> _Set exercise_
Find how many lines in the data below include the word "when", then write only that number.

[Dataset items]
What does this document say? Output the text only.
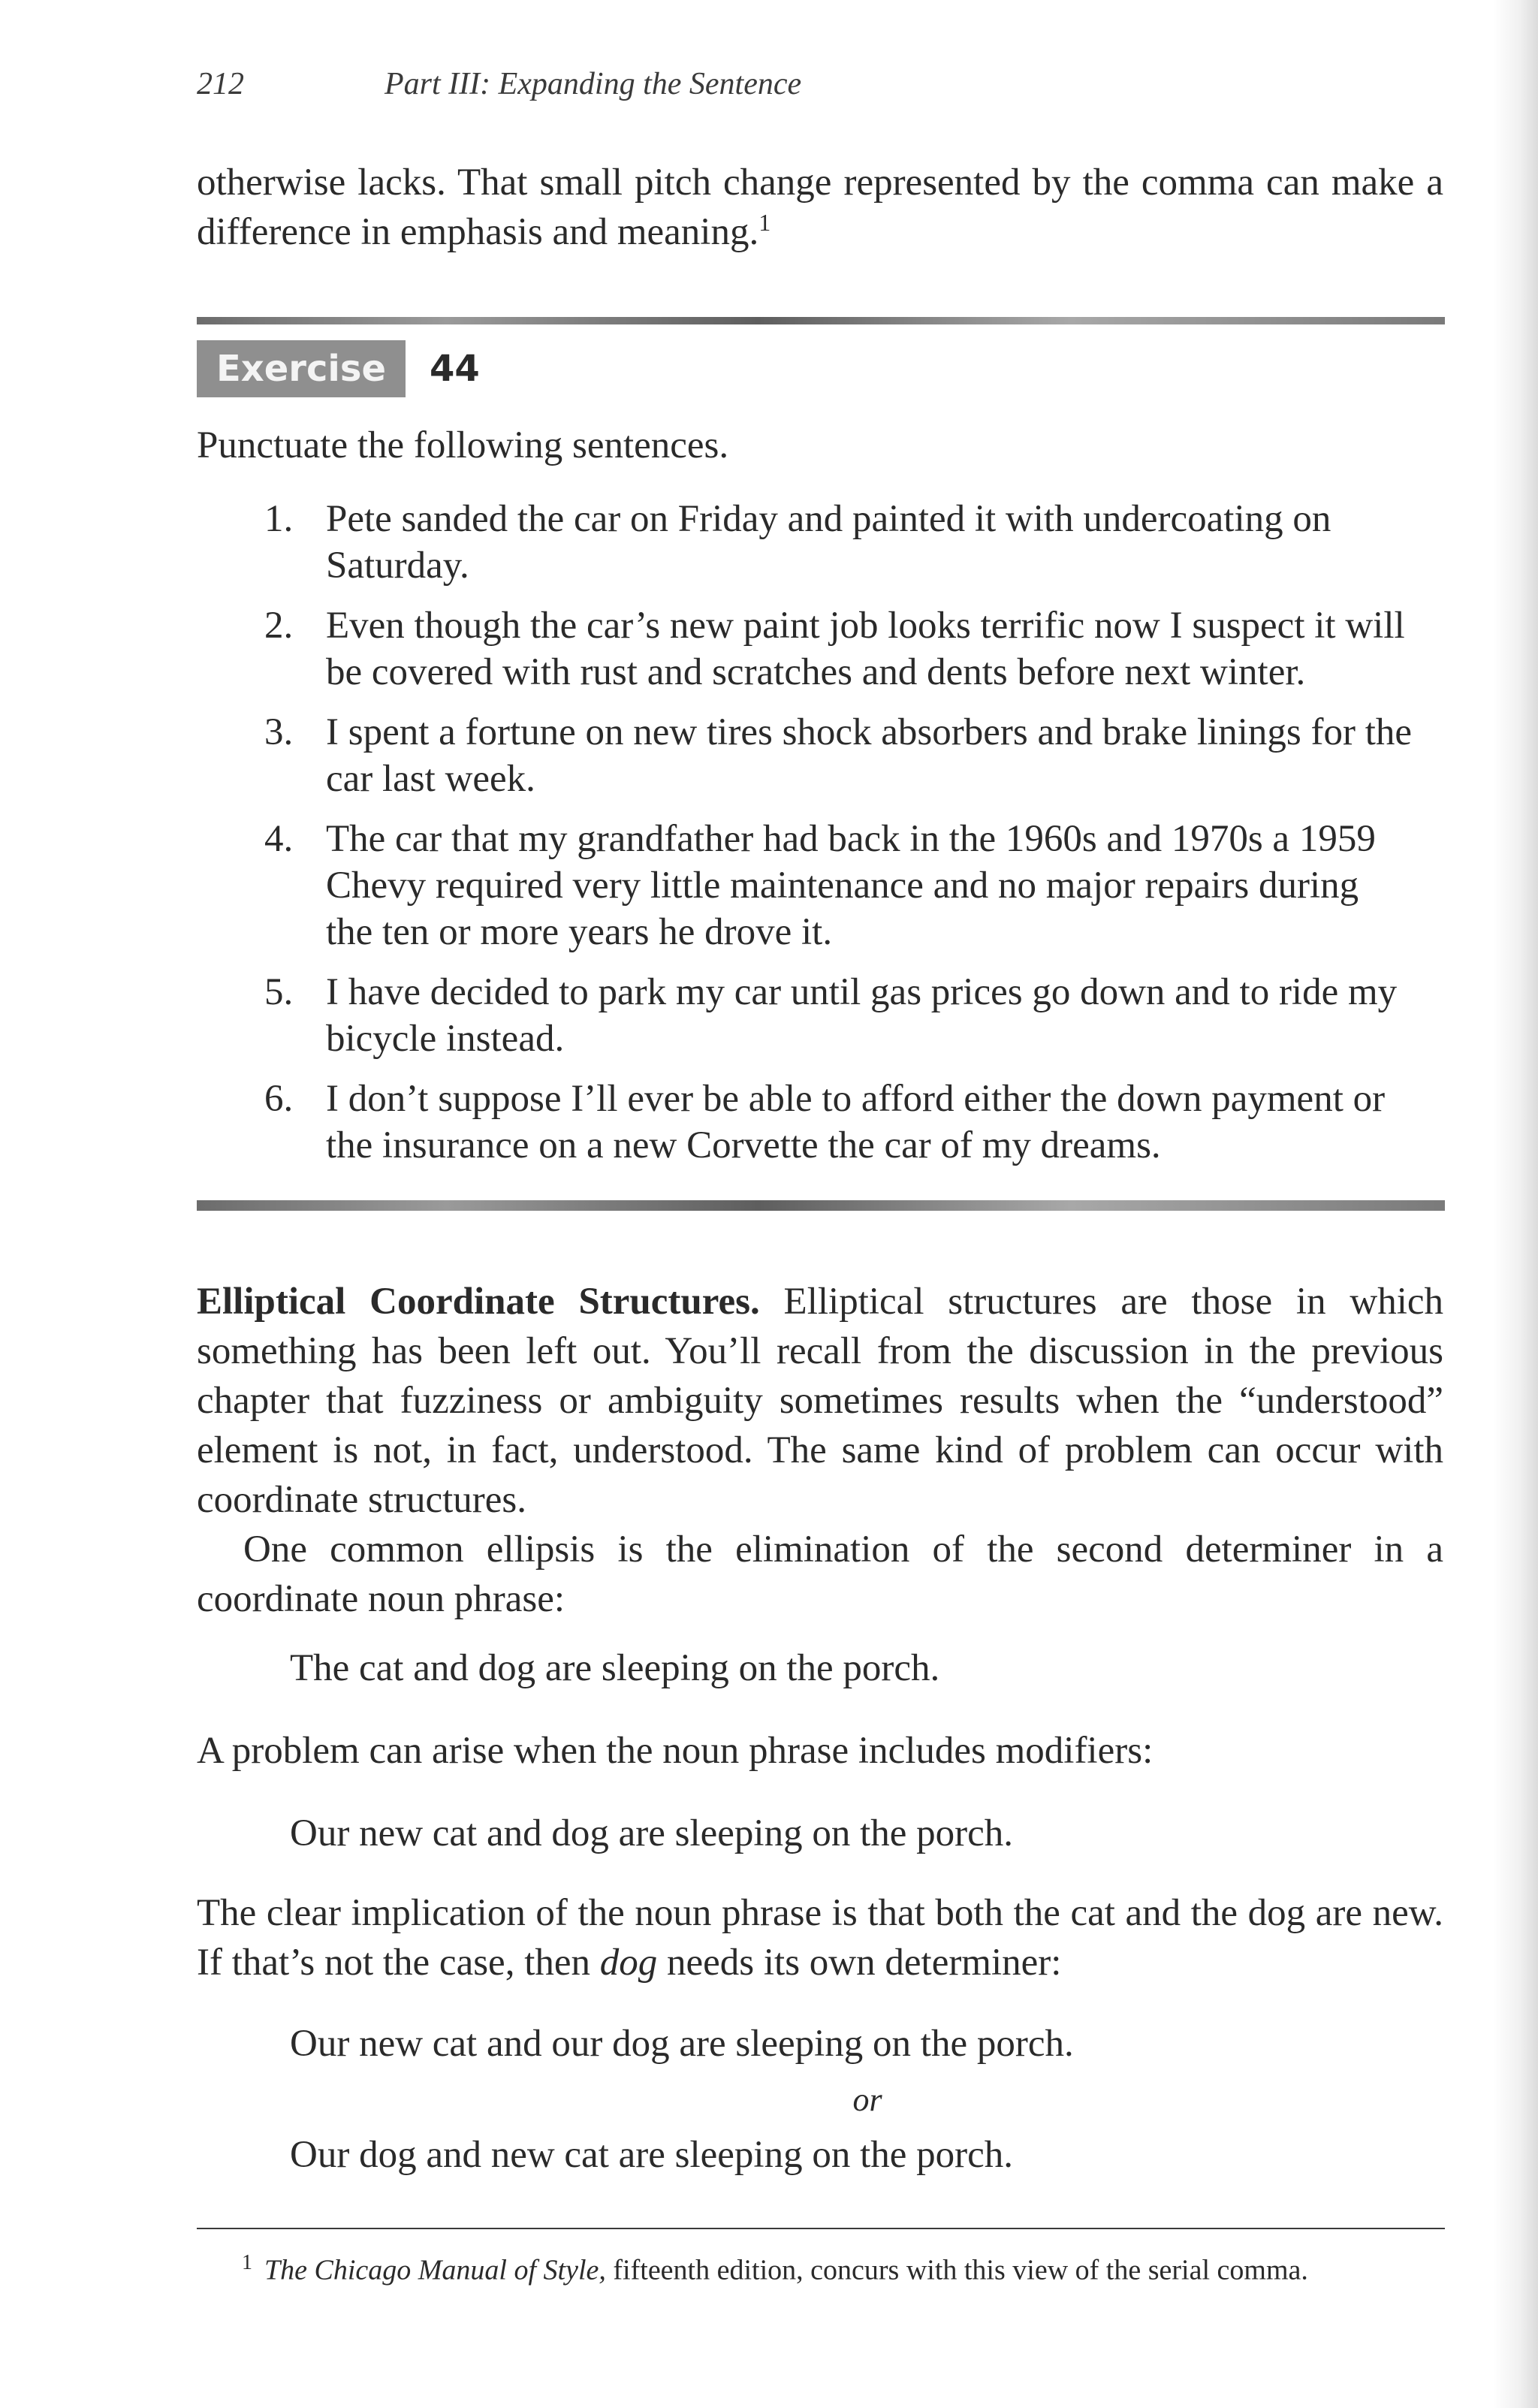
212	Part III: Expanding the Sentence

otherwise lacks. That small pitch change represented by the comma can make a difference in emphasis and meaning.$^1$

Exercise	44

Punctuate the following sentences.

1. Pete sanded the car on Friday and painted it with undercoating on Saturday.
2. Even though the car’s new paint job looks terrific now I suspect it will be covered with rust and scratches and dents before next winter.
3. I spent a fortune on new tires shock absorbers and brake linings for the car last week.
4. The car that my grandfather had back in the 1960s and 1970s a 1959 Chevy required very little maintenance and no major repairs during the ten or more years he drove it.
5. I have decided to park my car until gas prices go down and to ride my bicycle instead.
6. I don’t suppose I’ll ever be able to afford either the down payment or the insurance on a new Corvette the car of my dreams.

Elliptical Coordinate Structures. Elliptical structures are those in which something has been left out. You’ll recall from the discussion in the previous chapter that fuzziness or ambiguity sometimes results when the “understood” element is not, in fact, understood. The same kind of problem can occur with coordinate structures.

One common ellipsis is the elimination of the second determiner in a coordinate noun phrase:

The cat and dog are sleeping on the porch.

A problem can arise when the noun phrase includes modifiers:

Our new cat and dog are sleeping on the porch.

The clear implication of the noun phrase is that both the cat and the dog are new. If that’s not the case, then dog needs its own determiner:

Our new cat and our dog are sleeping on the porch.
or
Our dog and new cat are sleeping on the porch.
$^1$ The Chicago Manual of Style, fifteenth edition, concurs with this view of the serial comma.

> _Correct answer_
2